Data excerpts
□ □ □
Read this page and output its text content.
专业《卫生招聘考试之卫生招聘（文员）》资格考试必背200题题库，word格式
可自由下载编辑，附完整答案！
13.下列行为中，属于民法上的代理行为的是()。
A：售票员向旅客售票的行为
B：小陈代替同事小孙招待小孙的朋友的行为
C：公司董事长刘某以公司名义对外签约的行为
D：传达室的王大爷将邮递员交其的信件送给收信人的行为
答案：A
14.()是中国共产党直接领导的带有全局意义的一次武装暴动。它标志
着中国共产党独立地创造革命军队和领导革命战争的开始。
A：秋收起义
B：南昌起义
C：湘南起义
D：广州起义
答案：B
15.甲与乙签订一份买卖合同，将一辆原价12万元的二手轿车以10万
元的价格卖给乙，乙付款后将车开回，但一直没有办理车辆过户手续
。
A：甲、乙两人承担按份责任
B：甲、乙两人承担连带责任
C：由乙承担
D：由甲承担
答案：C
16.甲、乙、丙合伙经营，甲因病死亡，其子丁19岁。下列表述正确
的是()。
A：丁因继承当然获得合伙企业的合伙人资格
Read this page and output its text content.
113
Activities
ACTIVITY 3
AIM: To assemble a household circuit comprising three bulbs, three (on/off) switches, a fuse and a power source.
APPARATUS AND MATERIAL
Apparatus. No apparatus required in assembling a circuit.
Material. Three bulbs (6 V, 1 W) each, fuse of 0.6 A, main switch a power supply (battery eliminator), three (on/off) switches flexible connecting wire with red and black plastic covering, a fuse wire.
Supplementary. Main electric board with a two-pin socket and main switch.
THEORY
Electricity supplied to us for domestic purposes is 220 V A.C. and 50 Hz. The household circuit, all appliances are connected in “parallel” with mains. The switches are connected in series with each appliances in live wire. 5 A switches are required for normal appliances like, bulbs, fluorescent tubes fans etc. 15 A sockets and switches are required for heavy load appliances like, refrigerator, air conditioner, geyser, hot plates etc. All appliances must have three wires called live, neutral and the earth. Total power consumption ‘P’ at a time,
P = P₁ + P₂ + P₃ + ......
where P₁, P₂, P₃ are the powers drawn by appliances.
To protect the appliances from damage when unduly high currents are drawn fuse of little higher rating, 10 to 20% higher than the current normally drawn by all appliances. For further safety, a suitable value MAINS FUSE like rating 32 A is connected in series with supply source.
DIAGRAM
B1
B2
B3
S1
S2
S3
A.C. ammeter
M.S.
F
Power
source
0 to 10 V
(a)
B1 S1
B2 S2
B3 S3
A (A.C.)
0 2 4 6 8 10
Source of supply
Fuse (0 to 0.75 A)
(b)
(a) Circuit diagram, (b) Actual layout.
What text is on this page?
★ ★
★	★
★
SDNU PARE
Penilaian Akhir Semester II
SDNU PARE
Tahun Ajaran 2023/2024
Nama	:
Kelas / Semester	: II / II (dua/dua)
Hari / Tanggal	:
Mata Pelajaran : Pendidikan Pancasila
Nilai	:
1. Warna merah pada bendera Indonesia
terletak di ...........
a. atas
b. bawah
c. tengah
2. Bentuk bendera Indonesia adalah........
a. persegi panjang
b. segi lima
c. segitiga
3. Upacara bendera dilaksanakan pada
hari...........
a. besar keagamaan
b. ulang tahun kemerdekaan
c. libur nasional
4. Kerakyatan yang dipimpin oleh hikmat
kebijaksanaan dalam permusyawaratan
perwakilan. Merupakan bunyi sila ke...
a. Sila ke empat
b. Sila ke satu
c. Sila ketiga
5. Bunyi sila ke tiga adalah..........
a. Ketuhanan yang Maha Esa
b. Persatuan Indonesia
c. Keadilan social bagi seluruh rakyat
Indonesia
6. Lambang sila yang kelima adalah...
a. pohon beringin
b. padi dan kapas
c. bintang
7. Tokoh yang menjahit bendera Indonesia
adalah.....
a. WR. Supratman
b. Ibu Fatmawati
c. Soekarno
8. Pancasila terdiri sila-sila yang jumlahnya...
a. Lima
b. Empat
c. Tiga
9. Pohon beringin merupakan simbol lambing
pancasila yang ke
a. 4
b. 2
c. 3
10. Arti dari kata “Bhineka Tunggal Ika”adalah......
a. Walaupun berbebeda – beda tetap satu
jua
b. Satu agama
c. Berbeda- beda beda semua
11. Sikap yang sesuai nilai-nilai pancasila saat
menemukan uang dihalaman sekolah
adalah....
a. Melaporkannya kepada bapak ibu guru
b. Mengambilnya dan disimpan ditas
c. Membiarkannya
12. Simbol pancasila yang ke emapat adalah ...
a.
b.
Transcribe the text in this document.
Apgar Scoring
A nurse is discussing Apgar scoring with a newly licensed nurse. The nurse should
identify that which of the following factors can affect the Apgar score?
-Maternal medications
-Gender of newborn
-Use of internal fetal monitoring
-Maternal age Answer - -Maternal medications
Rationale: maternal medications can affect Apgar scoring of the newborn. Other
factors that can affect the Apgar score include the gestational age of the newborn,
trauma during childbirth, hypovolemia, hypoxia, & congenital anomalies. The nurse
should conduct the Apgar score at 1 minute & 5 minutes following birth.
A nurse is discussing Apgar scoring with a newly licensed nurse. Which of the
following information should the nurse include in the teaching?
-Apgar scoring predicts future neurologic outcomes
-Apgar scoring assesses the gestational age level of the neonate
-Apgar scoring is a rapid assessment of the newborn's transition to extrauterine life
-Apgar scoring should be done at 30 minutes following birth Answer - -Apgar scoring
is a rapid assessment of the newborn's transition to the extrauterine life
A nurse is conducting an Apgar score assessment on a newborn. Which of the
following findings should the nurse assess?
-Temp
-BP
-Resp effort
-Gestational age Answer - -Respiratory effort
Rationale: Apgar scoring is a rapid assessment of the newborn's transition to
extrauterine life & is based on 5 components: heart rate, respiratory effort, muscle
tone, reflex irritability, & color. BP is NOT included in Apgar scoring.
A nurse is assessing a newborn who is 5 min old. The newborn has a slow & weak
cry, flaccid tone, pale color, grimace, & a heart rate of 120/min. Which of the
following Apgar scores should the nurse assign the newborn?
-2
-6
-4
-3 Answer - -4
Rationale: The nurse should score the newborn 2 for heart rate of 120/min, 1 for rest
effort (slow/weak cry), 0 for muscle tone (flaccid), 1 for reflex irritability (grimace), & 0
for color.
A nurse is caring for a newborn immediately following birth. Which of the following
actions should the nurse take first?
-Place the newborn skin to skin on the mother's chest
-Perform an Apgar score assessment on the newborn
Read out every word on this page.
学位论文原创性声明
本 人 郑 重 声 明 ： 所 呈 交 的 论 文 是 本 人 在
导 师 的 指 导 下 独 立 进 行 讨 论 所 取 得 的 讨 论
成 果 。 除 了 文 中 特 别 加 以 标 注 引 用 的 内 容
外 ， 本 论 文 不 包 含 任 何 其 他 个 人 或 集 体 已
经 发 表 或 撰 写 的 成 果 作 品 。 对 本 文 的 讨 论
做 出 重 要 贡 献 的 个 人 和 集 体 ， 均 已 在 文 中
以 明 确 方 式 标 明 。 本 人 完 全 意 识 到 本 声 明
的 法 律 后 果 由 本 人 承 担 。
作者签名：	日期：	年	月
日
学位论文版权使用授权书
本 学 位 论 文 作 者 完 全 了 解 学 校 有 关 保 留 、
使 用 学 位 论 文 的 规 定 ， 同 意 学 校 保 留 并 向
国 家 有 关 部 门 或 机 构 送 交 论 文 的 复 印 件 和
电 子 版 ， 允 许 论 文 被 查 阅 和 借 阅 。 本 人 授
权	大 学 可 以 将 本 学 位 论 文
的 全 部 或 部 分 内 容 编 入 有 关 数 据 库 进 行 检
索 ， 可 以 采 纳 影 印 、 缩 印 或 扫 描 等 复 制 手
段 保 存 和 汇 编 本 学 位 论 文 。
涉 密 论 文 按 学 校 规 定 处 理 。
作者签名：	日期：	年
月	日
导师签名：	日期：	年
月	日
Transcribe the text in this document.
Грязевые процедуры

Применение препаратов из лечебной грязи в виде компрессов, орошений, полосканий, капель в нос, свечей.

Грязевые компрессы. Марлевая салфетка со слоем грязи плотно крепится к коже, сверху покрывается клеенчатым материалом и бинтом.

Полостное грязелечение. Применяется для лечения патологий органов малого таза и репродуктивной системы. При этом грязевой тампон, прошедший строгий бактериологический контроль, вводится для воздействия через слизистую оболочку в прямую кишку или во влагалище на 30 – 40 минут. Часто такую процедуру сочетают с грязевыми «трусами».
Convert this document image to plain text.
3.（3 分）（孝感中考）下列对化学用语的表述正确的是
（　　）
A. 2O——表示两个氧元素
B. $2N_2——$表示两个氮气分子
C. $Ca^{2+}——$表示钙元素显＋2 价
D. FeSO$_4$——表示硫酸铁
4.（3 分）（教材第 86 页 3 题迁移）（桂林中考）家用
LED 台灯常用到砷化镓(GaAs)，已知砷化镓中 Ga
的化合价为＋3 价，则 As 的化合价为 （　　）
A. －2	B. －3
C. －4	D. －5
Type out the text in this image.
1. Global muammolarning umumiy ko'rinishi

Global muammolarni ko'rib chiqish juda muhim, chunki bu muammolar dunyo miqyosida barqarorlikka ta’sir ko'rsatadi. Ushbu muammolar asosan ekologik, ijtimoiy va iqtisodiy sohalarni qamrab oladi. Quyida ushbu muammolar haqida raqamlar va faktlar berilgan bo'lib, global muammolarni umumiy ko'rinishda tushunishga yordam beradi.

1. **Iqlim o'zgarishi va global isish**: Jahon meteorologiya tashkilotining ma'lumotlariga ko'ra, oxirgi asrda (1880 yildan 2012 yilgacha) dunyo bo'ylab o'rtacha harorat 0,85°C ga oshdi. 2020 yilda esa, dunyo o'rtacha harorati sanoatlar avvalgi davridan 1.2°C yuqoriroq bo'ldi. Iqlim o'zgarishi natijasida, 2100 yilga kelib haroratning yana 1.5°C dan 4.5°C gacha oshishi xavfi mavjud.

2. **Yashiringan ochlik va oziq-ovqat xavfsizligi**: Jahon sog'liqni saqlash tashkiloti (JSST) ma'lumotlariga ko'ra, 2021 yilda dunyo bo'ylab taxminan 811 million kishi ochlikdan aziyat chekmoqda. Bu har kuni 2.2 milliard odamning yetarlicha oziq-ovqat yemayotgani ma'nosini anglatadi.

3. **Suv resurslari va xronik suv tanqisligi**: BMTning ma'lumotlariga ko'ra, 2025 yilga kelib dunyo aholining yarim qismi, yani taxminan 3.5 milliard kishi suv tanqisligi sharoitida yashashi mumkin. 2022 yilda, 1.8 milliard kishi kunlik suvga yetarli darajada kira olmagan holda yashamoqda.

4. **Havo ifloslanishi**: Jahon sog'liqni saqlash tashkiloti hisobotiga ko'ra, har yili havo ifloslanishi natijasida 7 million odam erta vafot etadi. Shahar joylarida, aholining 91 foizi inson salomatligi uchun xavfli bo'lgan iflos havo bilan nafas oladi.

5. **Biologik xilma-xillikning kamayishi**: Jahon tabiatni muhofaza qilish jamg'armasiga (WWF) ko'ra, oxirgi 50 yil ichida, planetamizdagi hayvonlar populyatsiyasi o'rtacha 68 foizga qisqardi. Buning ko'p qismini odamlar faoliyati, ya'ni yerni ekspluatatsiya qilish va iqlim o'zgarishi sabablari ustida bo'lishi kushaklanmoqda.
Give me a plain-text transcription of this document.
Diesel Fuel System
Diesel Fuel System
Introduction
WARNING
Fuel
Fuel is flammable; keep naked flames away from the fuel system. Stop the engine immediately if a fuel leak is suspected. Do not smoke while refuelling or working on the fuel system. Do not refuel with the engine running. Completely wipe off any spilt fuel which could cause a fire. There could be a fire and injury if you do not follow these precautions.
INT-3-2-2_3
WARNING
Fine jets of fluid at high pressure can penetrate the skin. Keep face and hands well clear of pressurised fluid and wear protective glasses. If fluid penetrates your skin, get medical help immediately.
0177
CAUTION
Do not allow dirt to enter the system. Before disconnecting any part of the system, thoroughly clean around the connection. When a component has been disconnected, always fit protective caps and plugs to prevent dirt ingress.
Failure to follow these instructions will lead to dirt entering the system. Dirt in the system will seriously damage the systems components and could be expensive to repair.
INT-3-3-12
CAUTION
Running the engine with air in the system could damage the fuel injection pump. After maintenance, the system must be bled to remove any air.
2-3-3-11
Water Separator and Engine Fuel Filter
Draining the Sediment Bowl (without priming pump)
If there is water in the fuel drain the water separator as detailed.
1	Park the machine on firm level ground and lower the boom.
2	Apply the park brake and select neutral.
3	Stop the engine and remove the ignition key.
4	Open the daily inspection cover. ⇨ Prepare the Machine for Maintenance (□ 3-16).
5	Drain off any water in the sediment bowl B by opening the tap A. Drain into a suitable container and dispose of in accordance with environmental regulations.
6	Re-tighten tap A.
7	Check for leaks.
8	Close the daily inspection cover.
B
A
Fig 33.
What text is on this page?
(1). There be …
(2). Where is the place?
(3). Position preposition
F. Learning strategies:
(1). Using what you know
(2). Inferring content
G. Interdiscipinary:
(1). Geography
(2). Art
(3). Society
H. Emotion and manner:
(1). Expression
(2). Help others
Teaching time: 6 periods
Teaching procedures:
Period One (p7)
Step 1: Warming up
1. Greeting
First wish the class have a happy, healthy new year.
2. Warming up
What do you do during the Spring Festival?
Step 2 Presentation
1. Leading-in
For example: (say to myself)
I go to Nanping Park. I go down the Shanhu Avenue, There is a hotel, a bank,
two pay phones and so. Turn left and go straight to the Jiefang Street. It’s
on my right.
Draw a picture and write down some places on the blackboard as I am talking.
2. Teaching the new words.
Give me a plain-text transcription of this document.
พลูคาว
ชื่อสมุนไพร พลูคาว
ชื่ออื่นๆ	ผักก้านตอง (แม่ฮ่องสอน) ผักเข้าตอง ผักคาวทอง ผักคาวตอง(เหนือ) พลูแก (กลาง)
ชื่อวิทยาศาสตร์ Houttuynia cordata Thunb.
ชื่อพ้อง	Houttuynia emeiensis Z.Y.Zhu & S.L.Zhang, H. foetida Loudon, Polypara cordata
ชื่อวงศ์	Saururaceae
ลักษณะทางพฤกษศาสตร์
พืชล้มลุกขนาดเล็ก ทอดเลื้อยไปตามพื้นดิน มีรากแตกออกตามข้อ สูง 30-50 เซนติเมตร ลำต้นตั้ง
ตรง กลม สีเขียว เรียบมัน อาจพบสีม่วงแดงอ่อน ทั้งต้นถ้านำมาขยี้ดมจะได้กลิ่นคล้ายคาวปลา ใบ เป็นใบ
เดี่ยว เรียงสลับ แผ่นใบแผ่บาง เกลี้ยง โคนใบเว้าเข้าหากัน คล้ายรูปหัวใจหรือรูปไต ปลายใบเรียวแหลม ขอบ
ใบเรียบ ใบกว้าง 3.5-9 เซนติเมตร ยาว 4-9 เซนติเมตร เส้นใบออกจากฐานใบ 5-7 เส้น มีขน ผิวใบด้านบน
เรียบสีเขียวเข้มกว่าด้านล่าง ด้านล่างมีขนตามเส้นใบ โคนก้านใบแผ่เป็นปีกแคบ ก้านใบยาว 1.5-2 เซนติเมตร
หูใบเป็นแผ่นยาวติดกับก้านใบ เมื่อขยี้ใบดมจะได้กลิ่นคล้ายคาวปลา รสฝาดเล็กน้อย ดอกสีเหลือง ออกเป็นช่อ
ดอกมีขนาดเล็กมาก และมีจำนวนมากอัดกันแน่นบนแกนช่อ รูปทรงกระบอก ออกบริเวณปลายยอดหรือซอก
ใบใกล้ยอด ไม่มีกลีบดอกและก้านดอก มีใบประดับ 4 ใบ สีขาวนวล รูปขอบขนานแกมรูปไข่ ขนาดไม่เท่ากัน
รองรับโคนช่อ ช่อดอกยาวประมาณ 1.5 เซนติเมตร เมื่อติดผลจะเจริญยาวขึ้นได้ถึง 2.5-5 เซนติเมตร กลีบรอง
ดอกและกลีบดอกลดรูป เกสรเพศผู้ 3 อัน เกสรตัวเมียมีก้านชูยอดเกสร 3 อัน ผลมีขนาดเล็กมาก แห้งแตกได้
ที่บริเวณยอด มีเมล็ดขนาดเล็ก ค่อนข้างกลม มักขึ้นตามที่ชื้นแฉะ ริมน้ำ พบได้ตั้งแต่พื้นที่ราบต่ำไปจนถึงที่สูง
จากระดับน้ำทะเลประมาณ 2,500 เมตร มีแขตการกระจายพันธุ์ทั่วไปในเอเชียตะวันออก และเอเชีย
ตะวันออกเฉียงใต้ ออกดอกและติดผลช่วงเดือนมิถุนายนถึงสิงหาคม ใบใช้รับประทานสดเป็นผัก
□ □ □
Problem requirements> Return all lines of the material above in which the word "neutral" occurs.

Final result>
Electricity supplied to us for domestic purposes is 220 V A.C. and 50 Hz. The household circuit, all appliances are connected in “parallel” with mains. The switches are connected in series with each appliances in live wire. 5 A switches are required for normal appliances like, bulbs, fluorescent tubes fans etc. 15 A sockets and switches are required for heavy load appliances like, refrigerator, air conditioner, geyser, hot plates etc. All appliances must have three wires called live, neutral and the earth. Total power consumption ‘P’ at a time,
2	Apply the park brake and select neutral.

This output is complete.